Data records:
• • • • • • •

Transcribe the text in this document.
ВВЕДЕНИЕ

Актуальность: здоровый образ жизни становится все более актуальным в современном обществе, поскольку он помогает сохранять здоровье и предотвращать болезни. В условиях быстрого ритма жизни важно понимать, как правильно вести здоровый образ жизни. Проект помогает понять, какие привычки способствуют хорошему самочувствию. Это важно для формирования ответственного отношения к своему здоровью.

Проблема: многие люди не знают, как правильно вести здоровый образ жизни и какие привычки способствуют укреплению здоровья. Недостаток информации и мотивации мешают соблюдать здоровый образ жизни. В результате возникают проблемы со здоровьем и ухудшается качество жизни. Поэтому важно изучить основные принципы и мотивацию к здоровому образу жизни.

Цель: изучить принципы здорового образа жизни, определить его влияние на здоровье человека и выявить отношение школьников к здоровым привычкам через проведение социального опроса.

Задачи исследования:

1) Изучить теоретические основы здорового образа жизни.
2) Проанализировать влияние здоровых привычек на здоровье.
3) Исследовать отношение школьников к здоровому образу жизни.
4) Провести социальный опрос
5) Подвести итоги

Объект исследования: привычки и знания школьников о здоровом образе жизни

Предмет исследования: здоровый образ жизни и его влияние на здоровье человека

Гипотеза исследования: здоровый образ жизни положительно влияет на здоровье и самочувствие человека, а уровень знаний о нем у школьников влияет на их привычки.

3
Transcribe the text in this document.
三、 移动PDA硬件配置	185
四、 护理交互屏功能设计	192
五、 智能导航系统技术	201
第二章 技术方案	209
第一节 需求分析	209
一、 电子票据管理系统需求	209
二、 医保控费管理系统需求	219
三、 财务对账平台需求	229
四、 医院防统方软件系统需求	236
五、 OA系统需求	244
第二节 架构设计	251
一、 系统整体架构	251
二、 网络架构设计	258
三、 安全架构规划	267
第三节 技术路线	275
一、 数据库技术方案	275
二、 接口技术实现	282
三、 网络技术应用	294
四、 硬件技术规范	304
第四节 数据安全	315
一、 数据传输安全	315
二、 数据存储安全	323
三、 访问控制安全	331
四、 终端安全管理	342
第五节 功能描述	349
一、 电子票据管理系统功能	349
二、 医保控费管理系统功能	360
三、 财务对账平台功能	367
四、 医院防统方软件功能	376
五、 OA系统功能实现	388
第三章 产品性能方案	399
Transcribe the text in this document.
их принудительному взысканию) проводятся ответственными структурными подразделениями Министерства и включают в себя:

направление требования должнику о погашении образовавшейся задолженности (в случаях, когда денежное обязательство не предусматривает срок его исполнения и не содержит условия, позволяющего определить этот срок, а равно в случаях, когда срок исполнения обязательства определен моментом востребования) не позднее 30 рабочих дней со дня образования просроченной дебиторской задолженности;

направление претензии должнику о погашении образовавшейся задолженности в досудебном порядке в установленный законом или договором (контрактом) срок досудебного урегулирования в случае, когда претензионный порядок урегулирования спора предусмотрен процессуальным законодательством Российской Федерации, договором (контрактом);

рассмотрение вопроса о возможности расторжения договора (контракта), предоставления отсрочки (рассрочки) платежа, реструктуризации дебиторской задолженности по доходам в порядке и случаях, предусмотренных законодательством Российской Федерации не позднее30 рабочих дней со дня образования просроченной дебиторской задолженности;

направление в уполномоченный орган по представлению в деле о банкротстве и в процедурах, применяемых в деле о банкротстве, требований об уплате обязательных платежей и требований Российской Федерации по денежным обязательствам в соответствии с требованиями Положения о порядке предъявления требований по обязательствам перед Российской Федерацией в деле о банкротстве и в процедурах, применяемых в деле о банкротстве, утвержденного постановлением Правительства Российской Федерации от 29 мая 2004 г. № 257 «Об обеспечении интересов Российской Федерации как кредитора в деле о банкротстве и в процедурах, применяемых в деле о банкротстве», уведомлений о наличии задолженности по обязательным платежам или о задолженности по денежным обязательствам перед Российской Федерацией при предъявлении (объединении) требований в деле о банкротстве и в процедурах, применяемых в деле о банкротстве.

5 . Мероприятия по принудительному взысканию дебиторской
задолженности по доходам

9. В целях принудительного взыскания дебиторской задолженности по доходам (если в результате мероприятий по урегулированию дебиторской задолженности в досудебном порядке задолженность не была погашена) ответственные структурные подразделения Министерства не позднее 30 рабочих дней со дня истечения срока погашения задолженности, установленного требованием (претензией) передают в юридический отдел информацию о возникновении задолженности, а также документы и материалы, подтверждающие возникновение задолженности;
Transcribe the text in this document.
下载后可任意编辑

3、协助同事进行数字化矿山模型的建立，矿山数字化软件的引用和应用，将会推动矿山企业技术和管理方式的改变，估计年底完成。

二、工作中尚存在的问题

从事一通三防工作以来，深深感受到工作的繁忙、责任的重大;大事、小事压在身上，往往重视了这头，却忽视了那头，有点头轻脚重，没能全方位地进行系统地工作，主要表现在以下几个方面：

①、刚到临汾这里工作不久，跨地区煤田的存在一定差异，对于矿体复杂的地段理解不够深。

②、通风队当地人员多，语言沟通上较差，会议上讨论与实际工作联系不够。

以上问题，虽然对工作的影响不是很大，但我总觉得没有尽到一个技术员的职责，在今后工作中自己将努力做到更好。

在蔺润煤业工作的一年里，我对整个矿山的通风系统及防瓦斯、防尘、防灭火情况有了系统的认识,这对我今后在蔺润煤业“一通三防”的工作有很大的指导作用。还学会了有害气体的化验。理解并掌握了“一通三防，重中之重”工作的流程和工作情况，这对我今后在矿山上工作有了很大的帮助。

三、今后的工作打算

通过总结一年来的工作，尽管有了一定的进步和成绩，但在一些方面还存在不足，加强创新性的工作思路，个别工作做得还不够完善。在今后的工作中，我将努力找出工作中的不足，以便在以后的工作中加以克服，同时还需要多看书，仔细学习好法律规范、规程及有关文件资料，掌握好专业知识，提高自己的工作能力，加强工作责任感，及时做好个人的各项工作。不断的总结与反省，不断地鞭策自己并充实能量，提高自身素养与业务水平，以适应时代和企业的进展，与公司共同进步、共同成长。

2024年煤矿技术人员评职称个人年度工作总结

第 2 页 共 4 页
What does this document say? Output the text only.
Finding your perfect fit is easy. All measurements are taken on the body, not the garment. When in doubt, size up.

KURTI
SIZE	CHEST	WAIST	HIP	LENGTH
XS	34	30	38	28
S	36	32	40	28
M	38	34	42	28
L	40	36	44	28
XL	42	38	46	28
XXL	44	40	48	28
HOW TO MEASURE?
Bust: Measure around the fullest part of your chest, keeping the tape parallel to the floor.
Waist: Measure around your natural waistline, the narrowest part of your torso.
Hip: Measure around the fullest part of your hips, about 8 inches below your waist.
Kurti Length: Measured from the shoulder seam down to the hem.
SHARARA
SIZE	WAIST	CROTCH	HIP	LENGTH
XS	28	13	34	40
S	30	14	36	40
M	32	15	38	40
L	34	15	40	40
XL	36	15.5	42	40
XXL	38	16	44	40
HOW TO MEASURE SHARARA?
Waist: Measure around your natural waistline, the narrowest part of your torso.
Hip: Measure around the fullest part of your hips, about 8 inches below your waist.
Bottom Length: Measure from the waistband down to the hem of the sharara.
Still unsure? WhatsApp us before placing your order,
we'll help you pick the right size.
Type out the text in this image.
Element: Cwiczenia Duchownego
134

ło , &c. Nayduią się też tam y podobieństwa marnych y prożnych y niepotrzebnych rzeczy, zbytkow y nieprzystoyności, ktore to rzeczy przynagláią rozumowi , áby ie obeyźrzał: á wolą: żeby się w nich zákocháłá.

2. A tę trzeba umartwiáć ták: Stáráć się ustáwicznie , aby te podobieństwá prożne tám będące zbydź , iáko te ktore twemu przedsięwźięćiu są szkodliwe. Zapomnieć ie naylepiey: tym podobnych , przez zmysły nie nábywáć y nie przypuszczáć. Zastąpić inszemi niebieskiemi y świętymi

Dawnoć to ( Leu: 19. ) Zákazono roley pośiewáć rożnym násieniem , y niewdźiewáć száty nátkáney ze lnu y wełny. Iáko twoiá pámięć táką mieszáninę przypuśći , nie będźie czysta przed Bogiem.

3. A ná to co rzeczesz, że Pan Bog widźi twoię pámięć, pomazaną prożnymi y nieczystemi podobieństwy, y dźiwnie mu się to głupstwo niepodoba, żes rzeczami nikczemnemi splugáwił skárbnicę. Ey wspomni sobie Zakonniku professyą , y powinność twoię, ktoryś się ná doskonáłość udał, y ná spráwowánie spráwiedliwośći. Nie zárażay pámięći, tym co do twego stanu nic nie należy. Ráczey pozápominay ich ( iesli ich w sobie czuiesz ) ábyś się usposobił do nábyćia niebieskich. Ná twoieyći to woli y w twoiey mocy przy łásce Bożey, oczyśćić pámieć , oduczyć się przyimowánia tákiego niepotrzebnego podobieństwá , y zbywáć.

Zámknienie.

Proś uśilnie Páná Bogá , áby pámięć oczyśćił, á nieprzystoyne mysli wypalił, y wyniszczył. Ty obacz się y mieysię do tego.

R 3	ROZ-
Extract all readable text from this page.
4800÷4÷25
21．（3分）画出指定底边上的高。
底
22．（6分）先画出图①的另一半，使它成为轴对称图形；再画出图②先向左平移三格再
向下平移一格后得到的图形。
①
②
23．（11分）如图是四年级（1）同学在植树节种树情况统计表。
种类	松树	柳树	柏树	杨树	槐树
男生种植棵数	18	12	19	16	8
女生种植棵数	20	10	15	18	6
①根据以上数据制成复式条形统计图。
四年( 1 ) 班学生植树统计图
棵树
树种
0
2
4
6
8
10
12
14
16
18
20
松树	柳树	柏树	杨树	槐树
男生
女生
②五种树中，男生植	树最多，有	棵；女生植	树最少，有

• • • • • • •

-- THE PROBLEM --
Locate the lines above that hold the word "принудительному". Show every one of them.

-- EXERCISE SOLUTION --
их принудительному взысканию) проводятся ответственными структурными подразделениями Министерства и включают в себя:
5 . Мероприятия по принудительному взысканию дебиторской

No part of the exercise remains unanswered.